| Given instruction |
All records are to be retyped faithfully and completely.

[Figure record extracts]
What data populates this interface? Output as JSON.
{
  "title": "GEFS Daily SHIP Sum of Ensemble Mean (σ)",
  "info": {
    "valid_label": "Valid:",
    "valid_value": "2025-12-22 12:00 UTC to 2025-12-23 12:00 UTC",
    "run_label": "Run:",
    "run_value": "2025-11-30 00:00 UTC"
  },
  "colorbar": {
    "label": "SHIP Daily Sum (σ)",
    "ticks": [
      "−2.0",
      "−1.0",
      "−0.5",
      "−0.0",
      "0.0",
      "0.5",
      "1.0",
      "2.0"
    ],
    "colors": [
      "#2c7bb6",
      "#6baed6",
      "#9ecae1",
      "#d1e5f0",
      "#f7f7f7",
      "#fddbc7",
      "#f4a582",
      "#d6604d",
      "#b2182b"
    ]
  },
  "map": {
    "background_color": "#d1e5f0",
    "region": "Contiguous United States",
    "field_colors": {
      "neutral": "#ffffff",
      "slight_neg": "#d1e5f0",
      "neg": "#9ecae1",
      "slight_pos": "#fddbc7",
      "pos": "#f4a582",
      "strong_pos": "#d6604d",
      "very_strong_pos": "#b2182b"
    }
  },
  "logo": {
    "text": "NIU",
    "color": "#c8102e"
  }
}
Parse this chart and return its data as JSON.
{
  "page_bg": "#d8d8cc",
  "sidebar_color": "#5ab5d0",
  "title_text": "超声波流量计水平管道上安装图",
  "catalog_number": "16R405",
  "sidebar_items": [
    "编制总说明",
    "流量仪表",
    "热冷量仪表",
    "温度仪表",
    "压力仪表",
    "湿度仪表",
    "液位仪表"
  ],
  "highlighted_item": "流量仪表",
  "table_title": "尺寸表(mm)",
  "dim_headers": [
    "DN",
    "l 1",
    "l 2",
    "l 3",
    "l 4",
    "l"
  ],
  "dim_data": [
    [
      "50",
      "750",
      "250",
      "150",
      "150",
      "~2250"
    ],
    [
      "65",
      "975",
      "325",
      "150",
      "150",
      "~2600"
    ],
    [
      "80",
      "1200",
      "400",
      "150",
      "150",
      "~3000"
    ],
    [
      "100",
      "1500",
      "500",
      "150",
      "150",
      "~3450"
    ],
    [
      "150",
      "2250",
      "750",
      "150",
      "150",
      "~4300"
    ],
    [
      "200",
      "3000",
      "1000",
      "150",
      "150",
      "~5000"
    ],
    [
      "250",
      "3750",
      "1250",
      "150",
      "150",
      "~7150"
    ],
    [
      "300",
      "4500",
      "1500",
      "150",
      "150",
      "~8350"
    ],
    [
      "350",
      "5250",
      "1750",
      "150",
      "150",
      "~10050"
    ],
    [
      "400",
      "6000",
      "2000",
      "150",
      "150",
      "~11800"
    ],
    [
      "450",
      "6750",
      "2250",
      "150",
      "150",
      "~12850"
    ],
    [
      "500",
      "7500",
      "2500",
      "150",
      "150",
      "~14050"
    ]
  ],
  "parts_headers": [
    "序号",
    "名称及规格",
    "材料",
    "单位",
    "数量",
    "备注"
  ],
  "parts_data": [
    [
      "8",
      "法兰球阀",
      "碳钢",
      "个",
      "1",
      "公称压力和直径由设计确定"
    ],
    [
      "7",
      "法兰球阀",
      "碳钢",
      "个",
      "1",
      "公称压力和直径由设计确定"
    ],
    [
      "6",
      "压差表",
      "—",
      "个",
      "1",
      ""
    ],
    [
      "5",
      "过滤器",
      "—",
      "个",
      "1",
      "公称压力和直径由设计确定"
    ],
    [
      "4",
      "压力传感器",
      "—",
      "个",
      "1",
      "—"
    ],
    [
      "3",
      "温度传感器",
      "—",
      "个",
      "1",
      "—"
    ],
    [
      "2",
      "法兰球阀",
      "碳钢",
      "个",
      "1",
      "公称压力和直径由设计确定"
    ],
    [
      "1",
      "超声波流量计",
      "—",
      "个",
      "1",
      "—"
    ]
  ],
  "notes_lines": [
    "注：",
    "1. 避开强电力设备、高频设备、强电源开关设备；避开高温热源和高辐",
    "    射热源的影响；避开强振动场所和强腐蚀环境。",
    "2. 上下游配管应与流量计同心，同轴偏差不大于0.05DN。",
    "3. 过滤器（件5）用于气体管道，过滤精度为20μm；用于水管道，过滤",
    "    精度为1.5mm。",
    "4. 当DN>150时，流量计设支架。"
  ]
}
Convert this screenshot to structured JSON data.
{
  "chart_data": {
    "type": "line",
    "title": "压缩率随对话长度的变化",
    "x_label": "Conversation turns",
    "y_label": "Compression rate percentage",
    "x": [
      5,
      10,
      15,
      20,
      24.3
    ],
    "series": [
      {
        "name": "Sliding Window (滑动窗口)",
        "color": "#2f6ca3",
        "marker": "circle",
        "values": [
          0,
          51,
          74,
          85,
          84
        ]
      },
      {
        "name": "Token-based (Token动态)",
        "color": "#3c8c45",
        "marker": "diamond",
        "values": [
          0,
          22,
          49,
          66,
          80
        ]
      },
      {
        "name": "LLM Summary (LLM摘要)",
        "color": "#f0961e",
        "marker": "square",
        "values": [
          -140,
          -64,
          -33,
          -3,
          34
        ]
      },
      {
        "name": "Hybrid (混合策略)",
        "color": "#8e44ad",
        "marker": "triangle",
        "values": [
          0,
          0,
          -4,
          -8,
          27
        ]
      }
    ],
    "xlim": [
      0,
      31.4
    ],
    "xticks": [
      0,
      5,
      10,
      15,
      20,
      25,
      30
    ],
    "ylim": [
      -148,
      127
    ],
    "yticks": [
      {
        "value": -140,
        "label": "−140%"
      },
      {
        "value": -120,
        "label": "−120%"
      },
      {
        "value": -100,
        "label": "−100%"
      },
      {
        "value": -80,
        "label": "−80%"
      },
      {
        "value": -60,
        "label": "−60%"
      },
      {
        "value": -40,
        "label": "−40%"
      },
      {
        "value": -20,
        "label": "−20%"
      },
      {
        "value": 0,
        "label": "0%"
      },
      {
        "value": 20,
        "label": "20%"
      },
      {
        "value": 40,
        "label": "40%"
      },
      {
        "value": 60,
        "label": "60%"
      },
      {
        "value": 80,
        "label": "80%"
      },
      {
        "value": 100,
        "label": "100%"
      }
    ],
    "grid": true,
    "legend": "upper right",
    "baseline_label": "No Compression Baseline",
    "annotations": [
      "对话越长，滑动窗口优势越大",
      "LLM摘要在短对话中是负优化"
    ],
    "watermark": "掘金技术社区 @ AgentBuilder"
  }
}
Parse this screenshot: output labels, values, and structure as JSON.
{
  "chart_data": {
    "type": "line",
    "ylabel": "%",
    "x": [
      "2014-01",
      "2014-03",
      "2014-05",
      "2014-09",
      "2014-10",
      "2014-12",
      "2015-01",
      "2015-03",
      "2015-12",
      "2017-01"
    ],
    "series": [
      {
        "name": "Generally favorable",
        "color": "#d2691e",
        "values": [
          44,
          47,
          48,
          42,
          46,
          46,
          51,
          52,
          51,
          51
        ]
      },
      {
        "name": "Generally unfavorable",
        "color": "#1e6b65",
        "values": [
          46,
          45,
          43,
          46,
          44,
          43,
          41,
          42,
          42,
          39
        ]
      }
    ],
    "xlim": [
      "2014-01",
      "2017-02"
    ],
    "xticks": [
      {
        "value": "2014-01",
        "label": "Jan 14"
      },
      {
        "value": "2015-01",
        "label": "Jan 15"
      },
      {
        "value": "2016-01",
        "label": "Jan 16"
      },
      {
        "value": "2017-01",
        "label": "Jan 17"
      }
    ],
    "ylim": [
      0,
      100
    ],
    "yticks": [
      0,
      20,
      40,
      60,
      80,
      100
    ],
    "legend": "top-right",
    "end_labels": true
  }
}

| Correct result |
What data populates this interface? Output as JSON.
{
  "title": "GEFS Daily SHIP Sum of Ensemble Mean (σ)",
  "info": {
    "valid_label": "Valid:",
    "valid_value": "2025-12-22 12:00 UTC to 2025-12-23 12:00 UTC",
    "run_label": "Run:",
    "run_value": "2025-11-30 00:00 UTC"
  },
  "colorbar": {
    "label": "SHIP Daily Sum (σ)",
    "ticks": [
      "−2.0",
      "−1.0",
      "−0.5",
      "−0.0",
      "0.0",
      "0.5",
      "1.0",
      "2.0"
    ],
    "colors": [
      "#2c7bb6",
      "#6baed6",
      "#9ecae1",
      "#d1e5f0",
      "#f7f7f7",
      "#fddbc7",
      "#f4a582",
      "#d6604d",
      "#b2182b"
    ]
  },
  "map": {
    "background_color": "#d1e5f0",
    "region": "Contiguous United States",
    "field_colors": {
      "neutral": "#ffffff",
      "slight_neg": "#d1e5f0",
      "neg": "#9ecae1",
      "slight_pos": "#fddbc7",
      "pos": "#f4a582",
      "strong_pos": "#d6604d",
      "very_strong_pos": "#b2182b"
    }
  },
  "logo": {
    "text": "NIU",
    "color": "#c8102e"
  }
}
Parse this chart and return its data as JSON.
{
  "page_bg": "#d8d8cc",
  "sidebar_color": "#5ab5d0",
  "title_text": "超声波流量计水平管道上安装图",
  "catalog_number": "16R405",
  "sidebar_items": [
    "编制总说明",
    "流量仪表",
    "热冷量仪表",
    "温度仪表",
    "压力仪表",
    "湿度仪表",
    "液位仪表"
  ],
  "highlighted_item": "流量仪表",
  "table_title": "尺寸表(mm)",
  "dim_headers": [
    "DN",
    "l 1",
    "l 2",
    "l 3",
    "l 4",
    "l"
  ],
  "dim_data": [
    [
      "50",
      "750",
      "250",
      "150",
      "150",
      "~2250"
    ],
    [
      "65",
      "975",
      "325",
      "150",
      "150",
      "~2600"
    ],
    [
      "80",
      "1200",
      "400",
      "150",
      "150",
      "~3000"
    ],
    [
      "100",
      "1500",
      "500",
      "150",
      "150",
      "~3450"
    ],
    [
      "150",
      "2250",
      "750",
      "150",
      "150",
      "~4300"
    ],
    [
      "200",
      "3000",
      "1000",
      "150",
      "150",
      "~5000"
    ],
    [
      "250",
      "3750",
      "1250",
      "150",
      "150",
      "~7150"
    ],
    [
      "300",
      "4500",
      "1500",
      "150",
      "150",
      "~8350"
    ],
    [
      "350",
      "5250",
      "1750",
      "150",
      "150",
      "~10050"
    ],
    [
      "400",
      "6000",
      "2000",
      "150",
      "150",
      "~11800"
    ],
    [
      "450",
      "6750",
      "2250",
      "150",
      "150",
      "~12850"
    ],
    [
      "500",
      "7500",
      "2500",
      "150",
      "150",
      "~14050"
    ]
  ],
  "parts_headers": [
    "序号",
    "名称及规格",
    "材料",
    "单位",
    "数量",
    "备注"
  ],
  "parts_data": [
    [
      "8",
      "法兰球阀",
      "碳钢",
      "个",
      "1",
      "公称压力和直径由设计确定"
    ],
    [
      "7",
      "法兰球阀",
      "碳钢",
      "个",
      "1",
      "公称压力和直径由设计确定"
    ],
    [
      "6",
      "压差表",
      "—",
      "个",
      "1",
      ""
    ],
    [
      "5",
      "过滤器",
      "—",
      "个",
      "1",
      "公称压力和直径由设计确定"
    ],
    [
      "4",
      "压力传感器",
      "—",
      "个",
      "1",
      "—"
    ],
    [
      "3",
      "温度传感器",
      "—",
      "个",
      "1",
      "—"
    ],
    [
      "2",
      "法兰球阀",
      "碳钢",
      "个",
      "1",
      "公称压力和直径由设计确定"
    ],
    [
      "1",
      "超声波流量计",
      "—",
      "个",
      "1",
      "—"
    ]
  ],
  "notes_lines": [
    "注：",
    "1. 避开强电力设备、高频设备、强电源开关设备；避开高温热源和高辐",
    "    射热源的影响；避开强振动场所和强腐蚀环境。",
    "2. 上下游配管应与流量计同心，同轴偏差不大于0.05DN。",
    "3. 过滤器（件5）用于气体管道，过滤精度为20μm；用于水管道，过滤",
    "    精度为1.5mm。",
    "4. 当DN>150时，流量计设支架。"
  ]
}
Convert this screenshot to structured JSON data.
{
  "chart_data": {
    "type": "line",
    "title": "压缩率随对话长度的变化",
    "x_label": "Conversation turns",
    "y_label": "Compression rate percentage",
    "x": [
      5,
      10,
      15,
      20,
      24.3
    ],
    "series": [
      {
        "name": "Sliding Window (滑动窗口)",
        "color": "#2f6ca3",
        "marker": "circle",
        "values": [
          0,
          51,
          74,
          85,
          84
        ]
      },
      {
        "name": "Token-based (Token动态)",
        "color": "#3c8c45",
        "marker": "diamond",
        "values": [
          0,
          22,
          49,
          66,
          80
        ]
      },
      {
        "name": "LLM Summary (LLM摘要)",
        "color": "#f0961e",
        "marker": "square",
        "values": [
          -140,
          -64,
          -33,
          -3,
          34
        ]
      },
      {
        "name": "Hybrid (混合策略)",
        "color": "#8e44ad",
        "marker": "triangle",
        "values": [
          0,
          0,
          -4,
          -8,
          27
        ]
      }
    ],
    "xlim": [
      0,
      31.4
    ],
    "xticks": [
      0,
      5,
      10,
      15,
      20,
      25,
      30
    ],
    "ylim": [
      -148,
      127
    ],
    "yticks": [
      {
        "value": -140,
        "label": "−140%"
      },
      {
        "value": -120,
        "label": "−120%"
      },
      {
        "value": -100,
        "label": "−100%"
      },
      {
        "value": -80,
        "label": "−80%"
      },
      {
        "value": -60,
        "label": "−60%"
      },
      {
        "value": -40,
        "label": "−40%"
      },
      {
        "value": -20,
        "label": "−20%"
      },
      {
        "value": 0,
        "label": "0%"
      },
      {
        "value": 20,
        "label": "20%"
      },
      {
        "value": 40,
        "label": "40%"
      },
      {
        "value": 60,
        "label": "60%"
      },
      {
        "value": 80,
        "label": "80%"
      },
      {
        "value": 100,
        "label": "100%"
      }
    ],
    "grid": true,
    "legend": "upper right",
    "baseline_label": "No Compression Baseline",
    "annotations": [
      "对话越长，滑动窗口优势越大",
      "LLM摘要在短对话中是负优化"
    ],
    "watermark": "掘金技术社区 @ AgentBuilder"
  }
}
Parse this screenshot: output labels, values, and structure as JSON.
{
  "chart_data": {
    "type": "line",
    "ylabel": "%",
    "x": [
      "2014-01",
      "2014-03",
      "2014-05",
      "2014-09",
      "2014-10",
      "2014-12",
      "2015-01",
      "2015-03",
      "2015-12",
      "2017-01"
    ],
    "series": [
      {
        "name": "Generally favorable",
        "color": "#d2691e",
        "values": [
          44,
          47,
          48,
          42,
          46,
          46,
          51,
          52,
          51,
          51
        ]
      },
      {
        "name": "Generally unfavorable",
        "color": "#1e6b65",
        "values": [
          46,
          45,
          43,
          46,
          44,
          43,
          41,
          42,
          42,
          39
        ]
      }
    ],
    "xlim": [
      "2014-01",
      "2017-02"
    ],
    "xticks": [
      {
        "value": "2014-01",
        "label": "Jan 14"
      },
      {
        "value": "2015-01",
        "label": "Jan 15"
      },
      {
        "value": "2016-01",
        "label": "Jan 16"
      },
      {
        "value": "2017-01",
        "label": "Jan 17"
      }
    ],
    "ylim": [
      0,
      100
    ],
    "yticks": [
      0,
      20,
      40,
      60,
      80,
      100
    ],
    "legend": "top-right",
    "end_labels": true
  }
}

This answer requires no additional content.